Could you transcribe every record below exactly as written, leaving out any pictures?

Data entries
--------------------------------

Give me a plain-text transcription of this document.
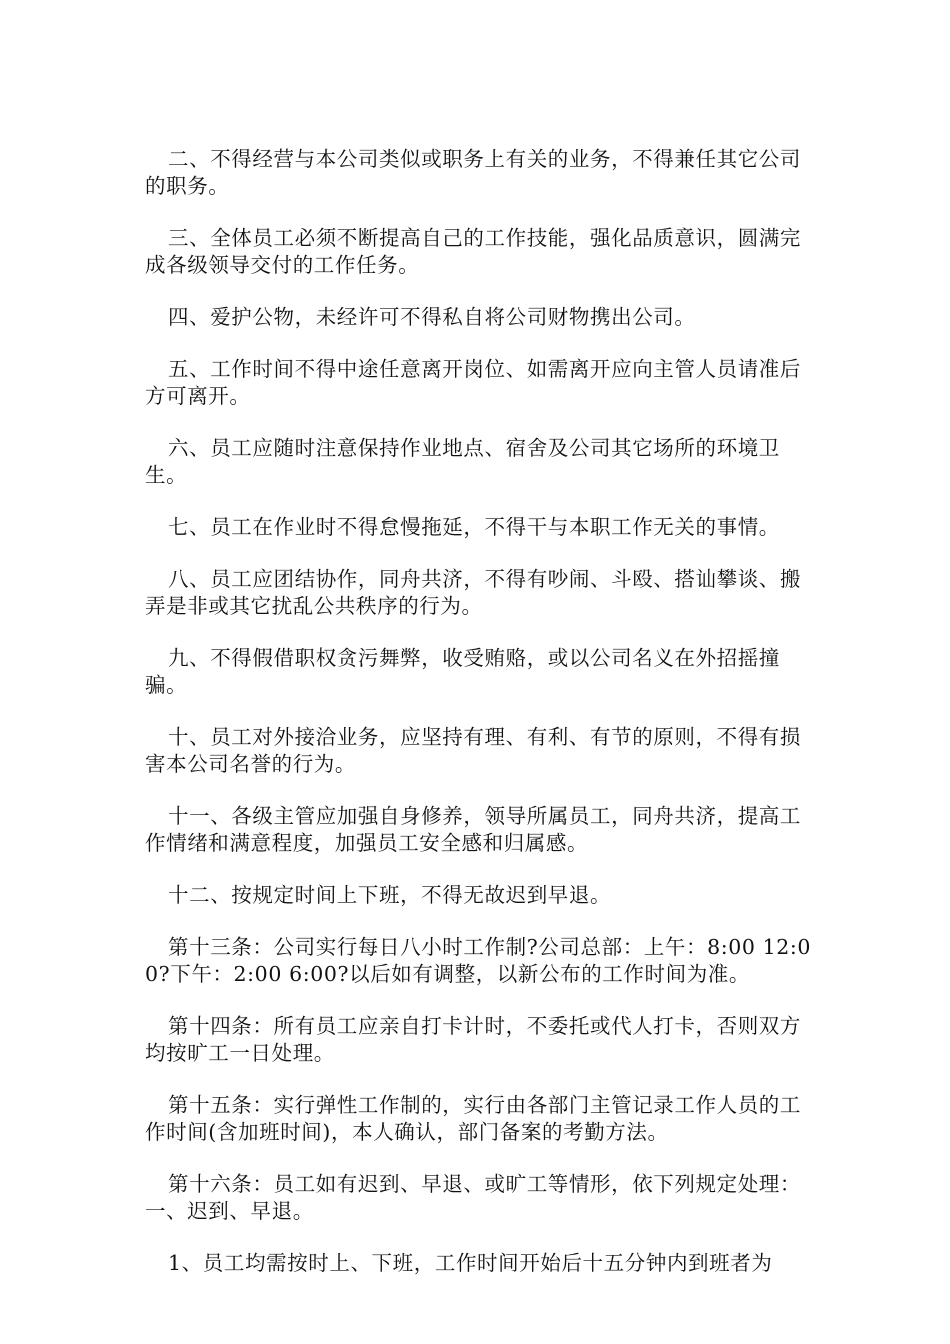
二、不得经营与本公司类似或职务上有关的业务，不得兼任其它公司的职务。

三、全体员工必须不断提高自己的工作技能，强化品质意识，圆满完成各级领导交付的工作任务。

四、爱护公物，未经许可不得私自将公司财物携出公司。

五、工作时间不得中途任意离开岗位、如需离开应向主管人员请准后方可离开。

六、员工应随时注意保持作业地点、宿舍及公司其它场所的环境卫生。

七、员工在作业时不得怠慢拖延，不得干与本职工作无关的事情。

八、员工应团结协作，同舟共济，不得有吵闹、斗殴、搭讪攀谈、搬弄是非或其它扰乱公共秩序的行为。

九、不得假借职权贪污舞弊，收受贿赂，或以公司名义在外招摇撞骗。

十、员工对外接洽业务，应坚持有理、有利、有节的原则，不得有损害本公司名誉的行为。

十一、各级主管应加强自身修养，领导所属员工，同舟共济，提高工作情绪和满意程度，加强员工安全感和归属感。

十二、按规定时间上下班，不得无故迟到早退。

第十三条：公司实行每日八小时工作制?公司总部：上午：8:00 12:00?下午：2:00 6:00?以后如有调整，以新公布的工作时间为准。

第十四条：所有员工应亲自打卡计时，不委托或代人打卡，否则双方均按旷工一日处理。

第十五条：实行弹性工作制的，实行由各部门主管记录工作人员的工作时间(含加班时间)，本人确认，部门备案的考勤方法。

第十六条：员工如有迟到、早退、或旷工等情形，依下列规定处理：一、迟到、早退。

1、员工均需按时上、下班，工作时间开始后十五分钟内到班者为
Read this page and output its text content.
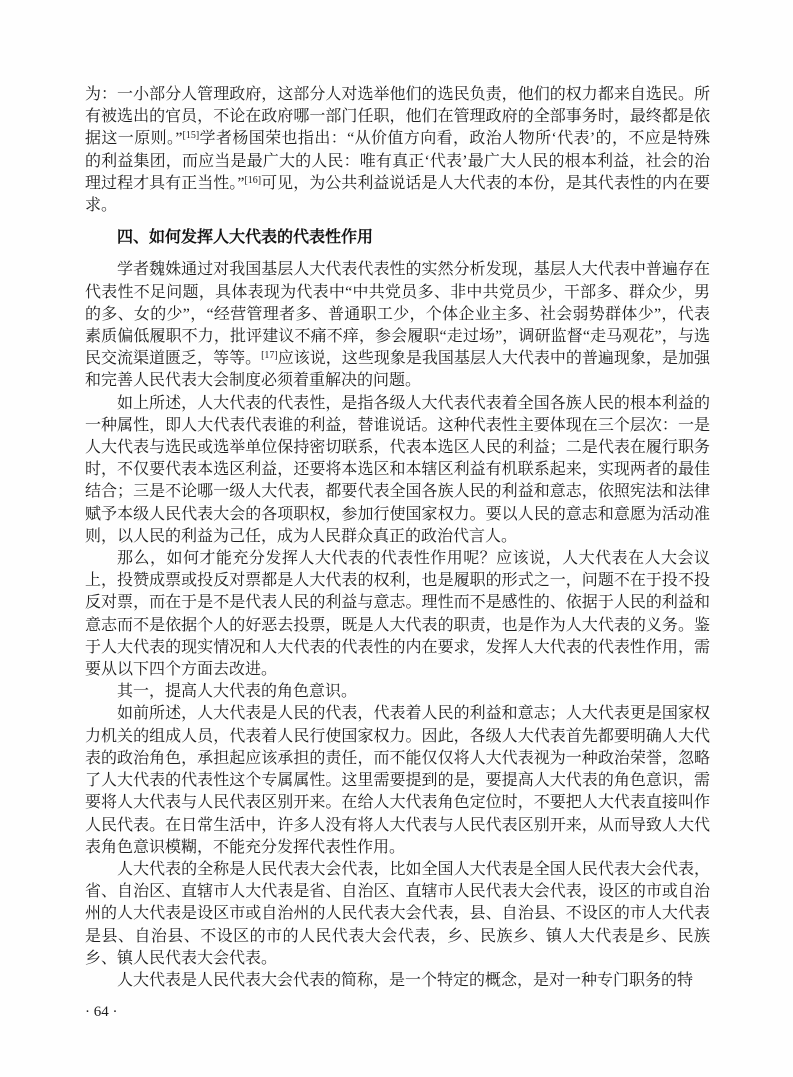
为：一小部分人管理政府，这部分人对选举他们的选民负责，他们的权力都来自选民。所有被选出的官员，不论在政府哪一部门任职，他们在管理政府的全部事务时，最终都是依据这一原则。”[15]学者杨国荣也指出：“从价值方向看，政治人物所‘代表’的，不应是特殊的利益集团，而应当是最广大的人民：唯有真正‘代表’最广大人民的根本利益，社会的治理过程才具有正当性。”[16]可见，为公共利益说话是人大代表的本份，是其代表性的内在要求。

四、如何发挥人大代表的代表性作用

学者魏姝通过对我国基层人大代表代表性的实然分析发现，基层人大代表中普遍存在代表性不足问题，具体表现为代表中“中共党员多、非中共党员少，干部多、群众少，男的多、女的少”，“经营管理者多、普通职工少，个体企业主多、社会弱势群体少”，代表素质偏低履职不力，批评建议不痛不痒，参会履职“走过场”，调研监督“走马观花”，与选民交流渠道匮乏，等等。[17]应该说，这些现象是我国基层人大代表中的普遍现象，是加强和完善人民代表大会制度必须着重解决的问题。

如上所述，人大代表的代表性，是指各级人大代表代表着全国各族人民的根本利益的一种属性，即人大代表代表谁的利益，替谁说话。这种代表性主要体现在三个层次：一是人大代表与选民或选举单位保持密切联系，代表本选区人民的利益；二是代表在履行职务时，不仅要代表本选区利益，还要将本选区和本辖区利益有机联系起来，实现两者的最佳结合；三是不论哪一级人大代表，都要代表全国各族人民的利益和意志，依照宪法和法律赋予本级人民代表大会的各项职权，参加行使国家权力。要以人民的意志和意愿为活动准则，以人民的利益为己任，成为人民群众真正的政治代言人。

那么，如何才能充分发挥人大代表的代表性作用呢？应该说，人大代表在人大会议上，投赞成票或投反对票都是人大代表的权利，也是履职的形式之一，问题不在于投不投反对票，而在于是不是代表人民的利益与意志。理性而不是感性的、依据于人民的利益和意志而不是依据个人的好恶去投票，既是人大代表的职责，也是作为人大代表的义务。鉴于人大代表的现实情况和人大代表的代表性的内在要求，发挥人大代表的代表性作用，需要从以下四个方面去改进。

其一，提高人大代表的角色意识。

如前所述，人大代表是人民的代表，代表着人民的利益和意志；人大代表更是国家权力机关的组成人员，代表着人民行使国家权力。因此，各级人大代表首先都要明确人大代表的政治角色，承担起应该承担的责任，而不能仅仅将人大代表视为一种政治荣誉，忽略了人大代表的代表性这个专属属性。这里需要提到的是，要提高人大代表的角色意识，需要将人大代表与人民代表区别开来。在给人大代表角色定位时，不要把人大代表直接叫作人民代表。在日常生活中，许多人没有将人大代表与人民代表区别开来，从而导致人大代表角色意识模糊，不能充分发挥代表性作用。

人大代表的全称是人民代表大会代表，比如全国人大代表是全国人民代表大会代表，省、自治区、直辖市人大代表是省、自治区、直辖市人民代表大会代表，设区的市或自治州的人大代表是设区市或自治州的人民代表大会代表，县、自治县、不设区的市人大代表是县、自治县、不设区的市的人民代表大会代表，乡、民族乡、镇人大代表是乡、民族乡、镇人民代表大会代表。

人大代表是人民代表大会代表的简称，是一个特定的概念，是对一种专门职务的特

· 64 ·
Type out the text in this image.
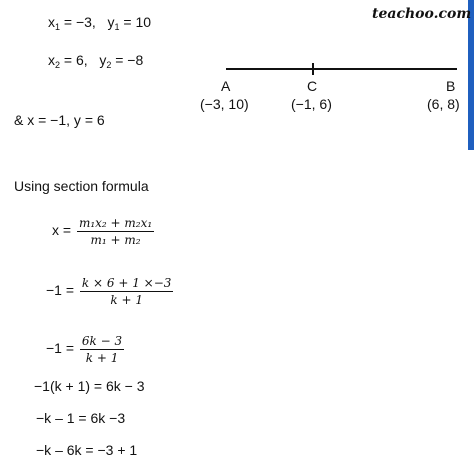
teachoo.com
$x_1 = -3$, $y_1 = 10$
$x_2 = 6$, $y_2 = -8$
& x = −1, y = 6
A
(−3, 10)
C
(−1, 6)
B
(6, 8)
Using section formula
$x = \frac{\text{m₁x₂ + m₂x₁}}{\text{m₁ + m₂}}$
$-1 = \frac{k \times 6 + 1 \times-3}{k + 1}$
$-1 = \frac{6k - 3}{k + 1}$
−1(k + 1) = 6k − 3
−k – 1 = 6k −3
−k – 6k = −3 + 1
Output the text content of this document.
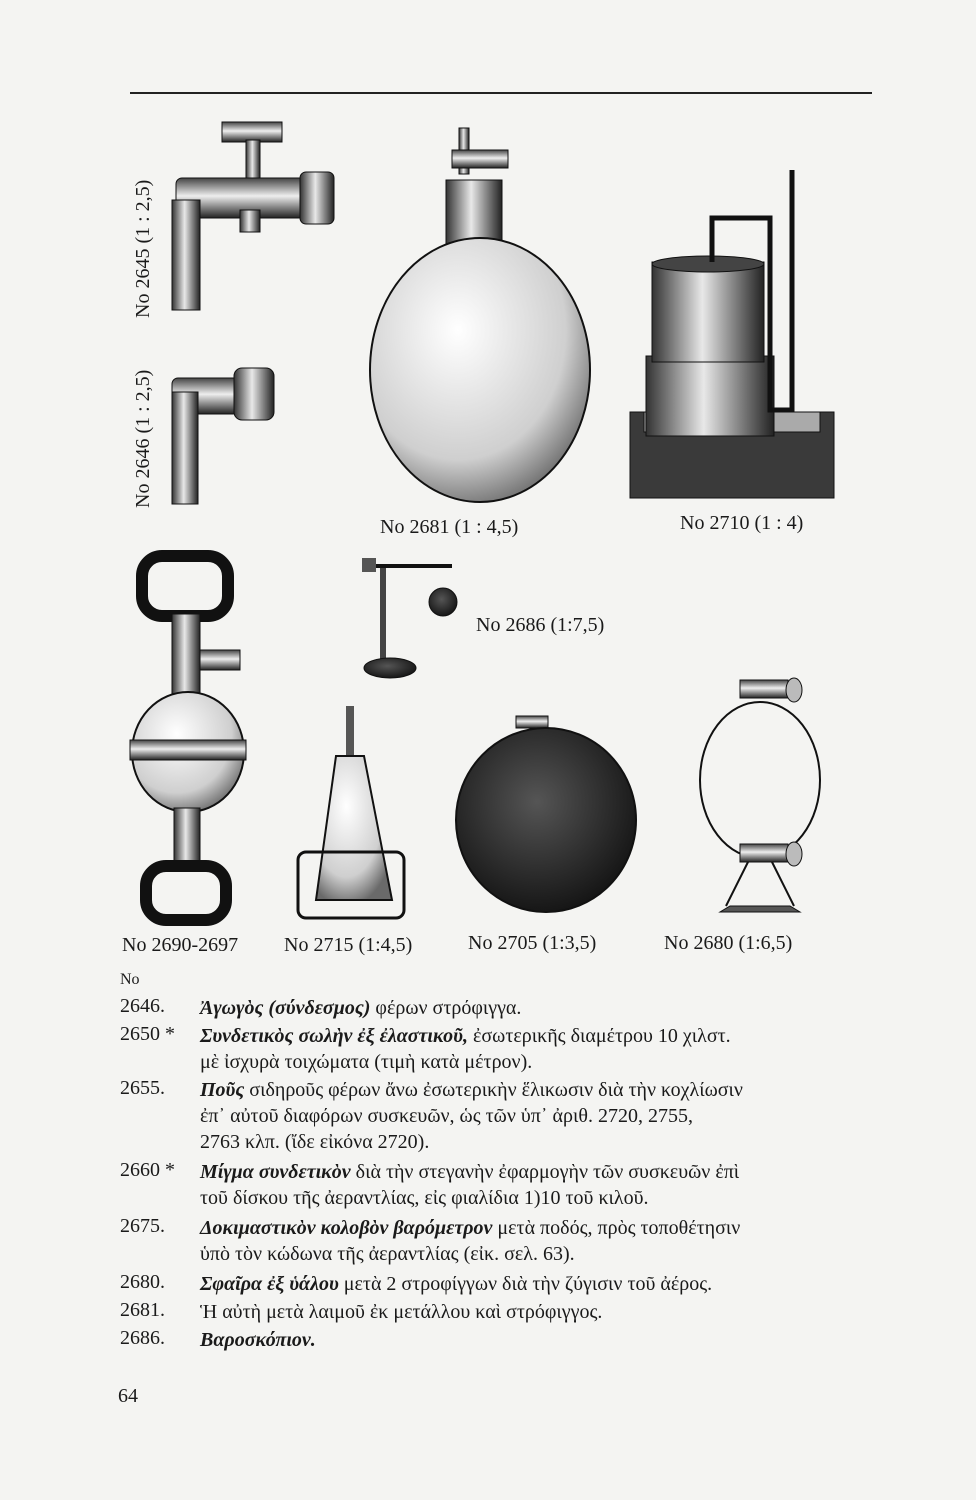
No 2645 (1 : 2,5)
No 2646 (1 : 2,5)
No 2681 (1 : 4,5)	No 2710 (1 : 4)
No 2686 (1:7,5)
No 2690-2697 No 2715 (1:4,5)	No 2705 (1:3,5)	No 2680 (1:6,5)
No
2646. Ἀγωγὸς (σύνδεσμος) φέρων στρόφιγγα.
2650 * Συνδετικὸς σωλὴν ἐξ ἐλαστικοῦ, ἐσωτερικῆς διαμέτρου 10 χιλστ.
μὲ ἰσχυρὰ τοιχώματα (τιμὴ κατὰ μέτρον).
2655. Ποῦς σιδηροῦς φέρων ἄνω ἐσωτερικὴν ἕλικωσιν διὰ τὴν κοχλίωσιν
ἐπ᾽ αὐτοῦ διαφόρων συσκευῶν, ὡς τῶν ὑπ᾽ ἀριθ. 2720, 2755,
2763 κλπ. (ἴδε εἰκόνα 2720).
2660 * Μίγμα συνδετικὸν διὰ τὴν στεγανὴν ἐφαρμογὴν τῶν συσκευῶν ἐπὶ
τοῦ δίσκου τῆς ἀεραντλίας, εἰς φιαλίδια 1)10 τοῦ κιλοῦ.
2675. Δοκιμαστικὸν κολοβὸν βαρόμετρον μετὰ ποδός, πρὸς τοποθέτησιν
ὑπὸ τὸν κώδωνα τῆς ἀεραντλίας (εἰκ. σελ. 63).
2680. Σφαῖρα ἐξ ὑάλου μετὰ 2 στροφίγγων διὰ τὴν ζύγισιν τοῦ ἀέρος.
2681. Ἡ αὐτὴ μετὰ λαιμοῦ ἐκ μετάλλου καὶ στρόφιγγος.
2686. Βαροσκόπιον.
64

--------------------------------

Task answer:
Give me a plain-text transcription of this document.
二、不得经营与本公司类似或职务上有关的业务，不得兼任其它公司的职务。

三、全体员工必须不断提高自己的工作技能，强化品质意识，圆满完成各级领导交付的工作任务。

四、爱护公物，未经许可不得私自将公司财物携出公司。

五、工作时间不得中途任意离开岗位、如需离开应向主管人员请准后方可离开。

六、员工应随时注意保持作业地点、宿舍及公司其它场所的环境卫生。

七、员工在作业时不得怠慢拖延，不得干与本职工作无关的事情。

八、员工应团结协作，同舟共济，不得有吵闹、斗殴、搭讪攀谈、搬弄是非或其它扰乱公共秩序的行为。

九、不得假借职权贪污舞弊，收受贿赂，或以公司名义在外招摇撞骗。

十、员工对外接洽业务，应坚持有理、有利、有节的原则，不得有损害本公司名誉的行为。

十一、各级主管应加强自身修养，领导所属员工，同舟共济，提高工作情绪和满意程度，加强员工安全感和归属感。

十二、按规定时间上下班，不得无故迟到早退。

第十三条：公司实行每日八小时工作制?公司总部：上午：8:00 12:00?下午：2:00 6:00?以后如有调整，以新公布的工作时间为准。

第十四条：所有员工应亲自打卡计时，不委托或代人打卡，否则双方均按旷工一日处理。

第十五条：实行弹性工作制的，实行由各部门主管记录工作人员的工作时间(含加班时间)，本人确认，部门备案的考勤方法。

第十六条：员工如有迟到、早退、或旷工等情形，依下列规定处理：一、迟到、早退。

1、员工均需按时上、下班，工作时间开始后十五分钟内到班者为
Read this page and output its text content.
为：一小部分人管理政府，这部分人对选举他们的选民负责，他们的权力都来自选民。所有被选出的官员，不论在政府哪一部门任职，他们在管理政府的全部事务时，最终都是依据这一原则。”[15]学者杨国荣也指出：“从价值方向看，政治人物所‘代表’的，不应是特殊的利益集团，而应当是最广大的人民：唯有真正‘代表’最广大人民的根本利益，社会的治理过程才具有正当性。”[16]可见，为公共利益说话是人大代表的本份，是其代表性的内在要求。

四、如何发挥人大代表的代表性作用

学者魏姝通过对我国基层人大代表代表性的实然分析发现，基层人大代表中普遍存在代表性不足问题，具体表现为代表中“中共党员多、非中共党员少，干部多、群众少，男的多、女的少”，“经营管理者多、普通职工少，个体企业主多、社会弱势群体少”，代表素质偏低履职不力，批评建议不痛不痒，参会履职“走过场”，调研监督“走马观花”，与选民交流渠道匮乏，等等。[17]应该说，这些现象是我国基层人大代表中的普遍现象，是加强和完善人民代表大会制度必须着重解决的问题。

如上所述，人大代表的代表性，是指各级人大代表代表着全国各族人民的根本利益的一种属性，即人大代表代表谁的利益，替谁说话。这种代表性主要体现在三个层次：一是人大代表与选民或选举单位保持密切联系，代表本选区人民的利益；二是代表在履行职务时，不仅要代表本选区利益，还要将本选区和本辖区利益有机联系起来，实现两者的最佳结合；三是不论哪一级人大代表，都要代表全国各族人民的利益和意志，依照宪法和法律赋予本级人民代表大会的各项职权，参加行使国家权力。要以人民的意志和意愿为活动准则，以人民的利益为己任，成为人民群众真正的政治代言人。

那么，如何才能充分发挥人大代表的代表性作用呢？应该说，人大代表在人大会议上，投赞成票或投反对票都是人大代表的权利，也是履职的形式之一，问题不在于投不投反对票，而在于是不是代表人民的利益与意志。理性而不是感性的、依据于人民的利益和意志而不是依据个人的好恶去投票，既是人大代表的职责，也是作为人大代表的义务。鉴于人大代表的现实情况和人大代表的代表性的内在要求，发挥人大代表的代表性作用，需要从以下四个方面去改进。

其一，提高人大代表的角色意识。

如前所述，人大代表是人民的代表，代表着人民的利益和意志；人大代表更是国家权力机关的组成人员，代表着人民行使国家权力。因此，各级人大代表首先都要明确人大代表的政治角色，承担起应该承担的责任，而不能仅仅将人大代表视为一种政治荣誉，忽略了人大代表的代表性这个专属属性。这里需要提到的是，要提高人大代表的角色意识，需要将人大代表与人民代表区别开来。在给人大代表角色定位时，不要把人大代表直接叫作人民代表。在日常生活中，许多人没有将人大代表与人民代表区别开来，从而导致人大代表角色意识模糊，不能充分发挥代表性作用。

人大代表的全称是人民代表大会代表，比如全国人大代表是全国人民代表大会代表，省、自治区、直辖市人大代表是省、自治区、直辖市人民代表大会代表，设区的市或自治州的人大代表是设区市或自治州的人民代表大会代表，县、自治县、不设区的市人大代表是县、自治县、不设区的市的人民代表大会代表，乡、民族乡、镇人大代表是乡、民族乡、镇人民代表大会代表。

人大代表是人民代表大会代表的简称，是一个特定的概念，是对一种专门职务的特

· 64 ·
Type out the text in this image.
teachoo.com
$x_1 = -3$, $y_1 = 10$
$x_2 = 6$, $y_2 = -8$
& x = −1, y = 6
A
(−3, 10)
C
(−1, 6)
B
(6, 8)
Using section formula
$x = \frac{\text{m₁x₂ + m₂x₁}}{\text{m₁ + m₂}}$
$-1 = \frac{k \times 6 + 1 \times-3}{k + 1}$
$-1 = \frac{6k - 3}{k + 1}$
−1(k + 1) = 6k − 3
−k – 1 = 6k −3
−k – 6k = −3 + 1
Output the text content of this document.
No 2645 (1 : 2,5)
No 2646 (1 : 2,5)
No 2681 (1 : 4,5)	No 2710 (1 : 4)
No 2686 (1:7,5)
No 2690-2697 No 2715 (1:4,5)	No 2705 (1:3,5)	No 2680 (1:6,5)
No
2646. Ἀγωγὸς (σύνδεσμος) φέρων στρόφιγγα.
2650 * Συνδετικὸς σωλὴν ἐξ ἐλαστικοῦ, ἐσωτερικῆς διαμέτρου 10 χιλστ.
μὲ ἰσχυρὰ τοιχώματα (τιμὴ κατὰ μέτρον).
2655. Ποῦς σιδηροῦς φέρων ἄνω ἐσωτερικὴν ἕλικωσιν διὰ τὴν κοχλίωσιν
ἐπ᾽ αὐτοῦ διαφόρων συσκευῶν, ὡς τῶν ὑπ᾽ ἀριθ. 2720, 2755,
2763 κλπ. (ἴδε εἰκόνα 2720).
2660 * Μίγμα συνδετικὸν διὰ τὴν στεγανὴν ἐφαρμογὴν τῶν συσκευῶν ἐπὶ
τοῦ δίσκου τῆς ἀεραντλίας, εἰς φιαλίδια 1)10 τοῦ κιλοῦ.
2675. Δοκιμαστικὸν κολοβὸν βαρόμετρον μετὰ ποδός, πρὸς τοποθέτησιν
ὑπὸ τὸν κώδωνα τῆς ἀεραντλίας (εἰκ. σελ. 63).
2680. Σφαῖρα ἐξ ὑάλου μετὰ 2 στροφίγγων διὰ τὴν ζύγισιν τοῦ ἀέρος.
2681. Ἡ αὐτὴ μετὰ λαιμοῦ ἐκ μετάλλου καὶ στρόφιγγος.
2686. Βαροσκόπιον.
64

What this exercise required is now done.